Entries from a dataset:

━━━━━━━━━━━━━━━━━━━━

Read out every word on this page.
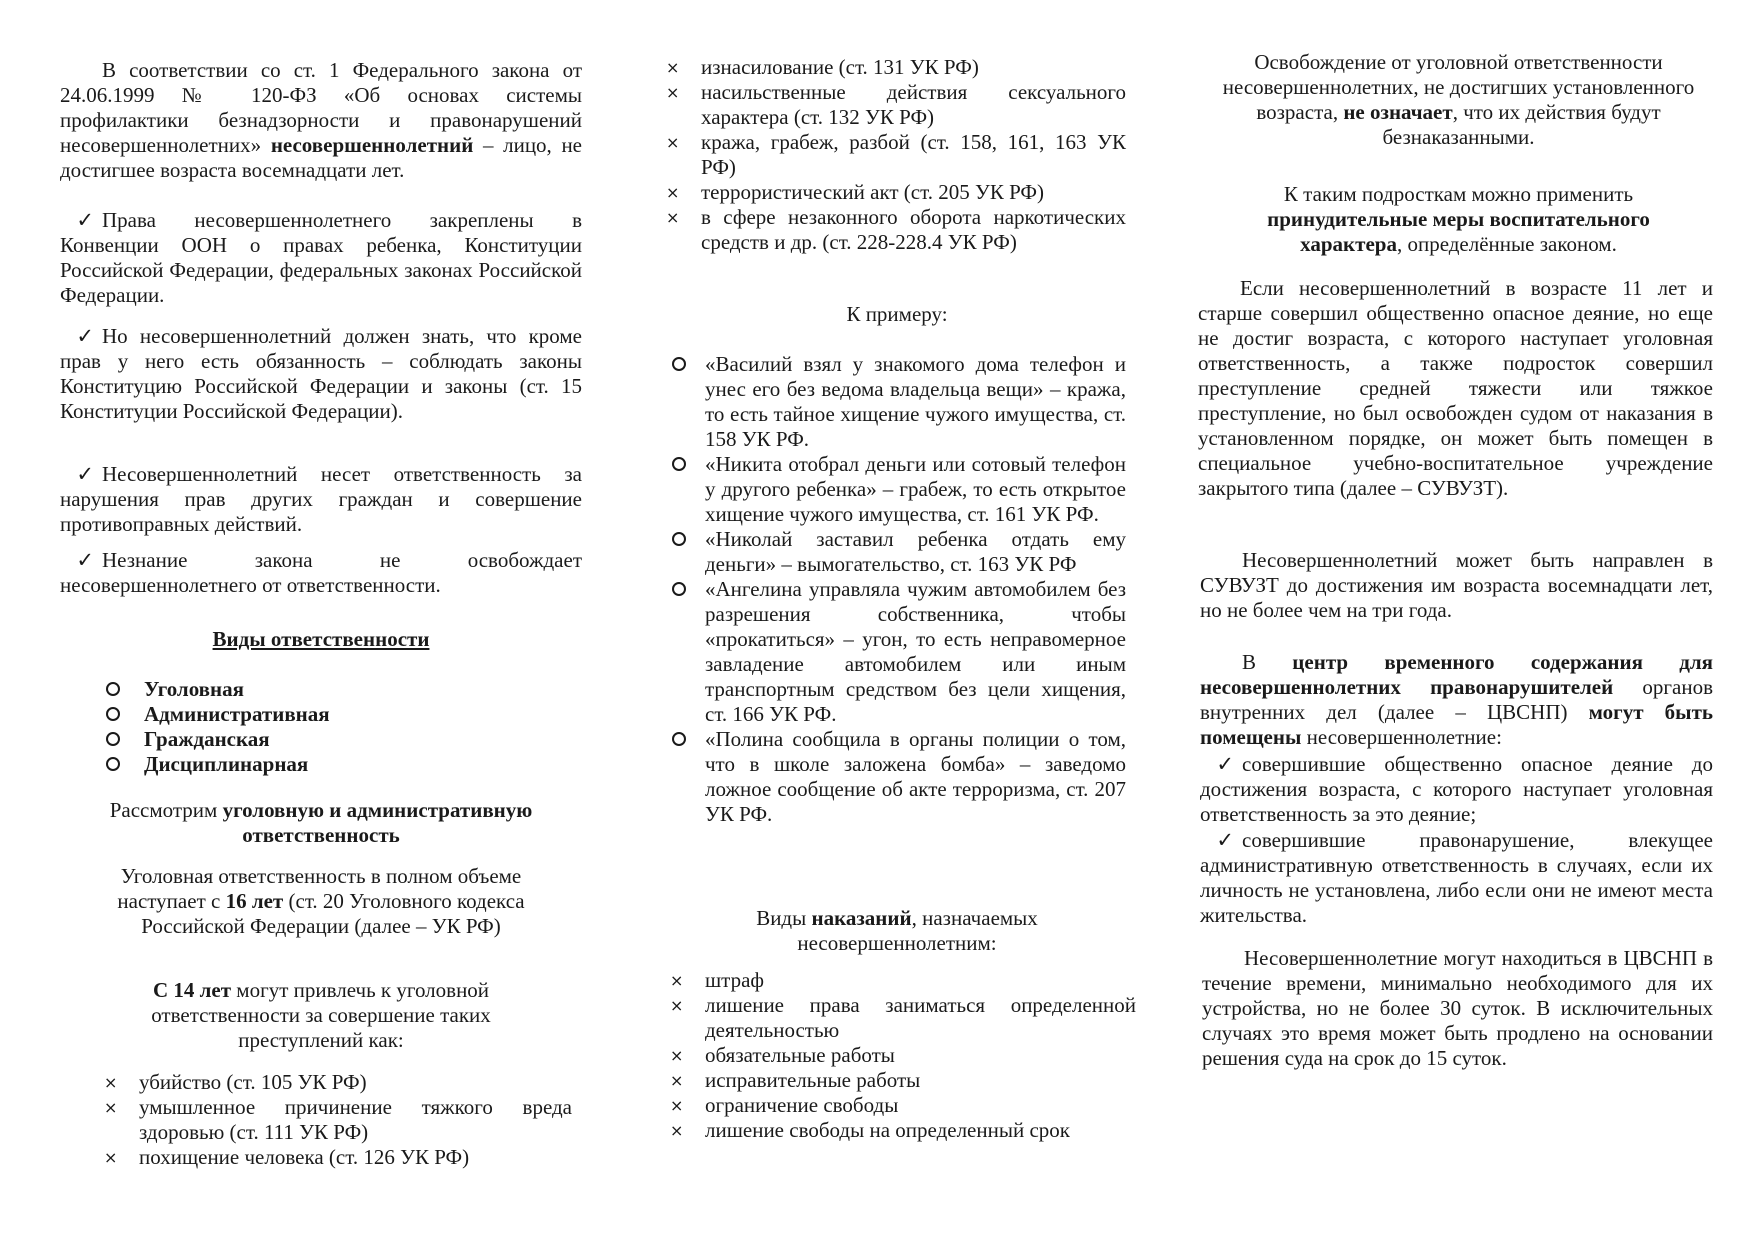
В соответствии со ст. 1 Федерального закона от 24.06.1999 № 120-ФЗ «Об основах системы профилактики безнадзорности и правонарушений несовершеннолетних» несовершеннолетний – лицо, не достигшее возраста восемнадцати лет.

✓ Права несовершеннолетнего закреплены в Конвенции ООН о правах ребенка, Конституции Российской Федерации, федеральных законах Российской Федерации.

✓ Но несовершеннолетний должен знать, что кроме прав у него есть обязанность – соблюдать законы Конституцию Российской Федерации и законы (ст. 15 Конституции Российской Федерации).

✓ Несовершеннолетний несет ответственность за нарушения прав других граждан и совершение противоправных действий.

✓ Незнание закона не освобождает несовершеннолетнего от ответственности.

Виды ответственности

Уголовная
Административная
Гражданская
Дисциплинарная

Рассмотрим уголовную и административную ответственность

Уголовная ответственность в полном объеме наступает с 16 лет (ст. 20 Уголовного кодекса Российской Федерации (далее – УК РФ)

С 14 лет могут привлечь к уголовной ответственности за совершение таких преступлений как:

× убийство (ст. 105 УК РФ)
× умышленное причинение тяжкого вреда здоровью (ст. 111 УК РФ)
× похищение человека (ст. 126 УК РФ)
× изнасилование (ст. 131 УК РФ)
× насильственные действия сексуального характера (ст. 132 УК РФ)
× кража, грабеж, разбой (ст. 158, 161, 163 УК РФ)
× террористический акт (ст. 205 УК РФ)
× в сфере незаконного оборота наркотических средств и др. (ст. 228-228.4 УК РФ)

К примеру:

«Василий взял у знакомого дома телефон и унес его без ведома владельца вещи» – кража, то есть тайное хищение чужого имущества, ст. 158 УК РФ.
«Никита отобрал деньги или сотовый телефон у другого ребенка» – грабеж, то есть открытое хищение чужого имущества, ст. 161 УК РФ.
«Николай заставил ребенка отдать ему деньги» – вымогательство, ст. 163 УК РФ
«Ангелина управляла чужим автомобилем без разрешения собственника, чтобы «прокатиться» – угон, то есть неправомерное завладение автомобилем или иным транспортным средством без цели хищения, ст. 166 УК РФ.
«Полина сообщила в органы полиции о том, что в школе заложена бомба» – заведомо ложное сообщение об акте терроризма, ст. 207 УК РФ.

Виды наказаний, назначаемых несовершеннолетним:

× штраф
× лишение права заниматься определенной деятельностью
× обязательные работы
× исправительные работы
× ограничение свободы
× лишение свободы на определенный срок

Освобождение от уголовной ответственности несовершеннолетних, не достигших установленного возраста, не означает, что их действия будут безнаказанными.

К таким подросткам можно применить принудительные меры воспитательного характера, определённые законом.

Если несовершеннолетний в возрасте 11 лет и старше совершил общественно опасное деяние, но еще не достиг возраста, с которого наступает уголовная ответственность, а также подросток совершил преступление средней тяжести или тяжкое преступление, но был освобожден судом от наказания в установленном порядке, он может быть помещен в специальное учебно-воспитательное учреждение закрытого типа (далее – СУВУЗТ).

Несовершеннолетний может быть направлен в СУВУЗТ до достижения им возраста восемнадцати лет, но не более чем на три года.

В центр временного содержания для несовершеннолетних правонарушителей органов внутренних дел (далее – ЦВСНП) могут быть помещены несовершеннолетние:

✓ совершившие общественно опасное деяние до достижения возраста, с которого наступает уголовная ответственность за это деяние;

✓ совершившие правонарушение, влекущее административную ответственность в случаях, если их личность не установлена, либо если они не имеют места жительства.

Несовершеннолетние могут находиться в ЦВСНП в течение времени, минимально необходимого для их устройства, но не более 30 суток. В исключительных случаях это время может быть продлено на основании решения суда на срок до 15 суток.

━━━━━━━━━━━━━━━━━━━━

**Instructions for the task**
Return the listing above in full and without alteration, excluding its pictures.

**Task output**
Read out every word on this page.
В соответствии со ст. 1 Федерального закона от 24.06.1999 № 120-ФЗ «Об основах системы профилактики безнадзорности и правонарушений несовершеннолетних» несовершеннолетний – лицо, не достигшее возраста восемнадцати лет.

✓ Права несовершеннолетнего закреплены в Конвенции ООН о правах ребенка, Конституции Российской Федерации, федеральных законах Российской Федерации.

✓ Но несовершеннолетний должен знать, что кроме прав у него есть обязанность – соблюдать законы Конституцию Российской Федерации и законы (ст. 15 Конституции Российской Федерации).

✓ Несовершеннолетний несет ответственность за нарушения прав других граждан и совершение противоправных действий.

✓ Незнание закона не освобождает несовершеннолетнего от ответственности.

Виды ответственности

Уголовная
Административная
Гражданская
Дисциплинарная

Рассмотрим уголовную и административную ответственность

Уголовная ответственность в полном объеме наступает с 16 лет (ст. 20 Уголовного кодекса Российской Федерации (далее – УК РФ)

С 14 лет могут привлечь к уголовной ответственности за совершение таких преступлений как:

× убийство (ст. 105 УК РФ)
× умышленное причинение тяжкого вреда здоровью (ст. 111 УК РФ)
× похищение человека (ст. 126 УК РФ)
× изнасилование (ст. 131 УК РФ)
× насильственные действия сексуального характера (ст. 132 УК РФ)
× кража, грабеж, разбой (ст. 158, 161, 163 УК РФ)
× террористический акт (ст. 205 УК РФ)
× в сфере незаконного оборота наркотических средств и др. (ст. 228-228.4 УК РФ)

К примеру:

«Василий взял у знакомого дома телефон и унес его без ведома владельца вещи» – кража, то есть тайное хищение чужого имущества, ст. 158 УК РФ.
«Никита отобрал деньги или сотовый телефон у другого ребенка» – грабеж, то есть открытое хищение чужого имущества, ст. 161 УК РФ.
«Николай заставил ребенка отдать ему деньги» – вымогательство, ст. 163 УК РФ
«Ангелина управляла чужим автомобилем без разрешения собственника, чтобы «прокатиться» – угон, то есть неправомерное завладение автомобилем или иным транспортным средством без цели хищения, ст. 166 УК РФ.
«Полина сообщила в органы полиции о том, что в школе заложена бомба» – заведомо ложное сообщение об акте терроризма, ст. 207 УК РФ.

Виды наказаний, назначаемых несовершеннолетним:

× штраф
× лишение права заниматься определенной деятельностью
× обязательные работы
× исправительные работы
× ограничение свободы
× лишение свободы на определенный срок

Освобождение от уголовной ответственности несовершеннолетних, не достигших установленного возраста, не означает, что их действия будут безнаказанными.

К таким подросткам можно применить принудительные меры воспитательного характера, определённые законом.

Если несовершеннолетний в возрасте 11 лет и старше совершил общественно опасное деяние, но еще не достиг возраста, с которого наступает уголовная ответственность, а также подросток совершил преступление средней тяжести или тяжкое преступление, но был освобожден судом от наказания в установленном порядке, он может быть помещен в специальное учебно-воспитательное учреждение закрытого типа (далее – СУВУЗТ).

Несовершеннолетний может быть направлен в СУВУЗТ до достижения им возраста восемнадцати лет, но не более чем на три года.

В центр временного содержания для несовершеннолетних правонарушителей органов внутренних дел (далее – ЦВСНП) могут быть помещены несовершеннолетние:

✓ совершившие общественно опасное деяние до достижения возраста, с которого наступает уголовная ответственность за это деяние;

✓ совершившие правонарушение, влекущее административную ответственность в случаях, если их личность не установлена, либо если они не имеют места жительства.

Несовершеннолетние могут находиться в ЦВСНП в течение времени, минимально необходимого для их устройства, но не более 30 суток. В исключительных случаях это время может быть продлено на основании решения суда на срок до 15 суток.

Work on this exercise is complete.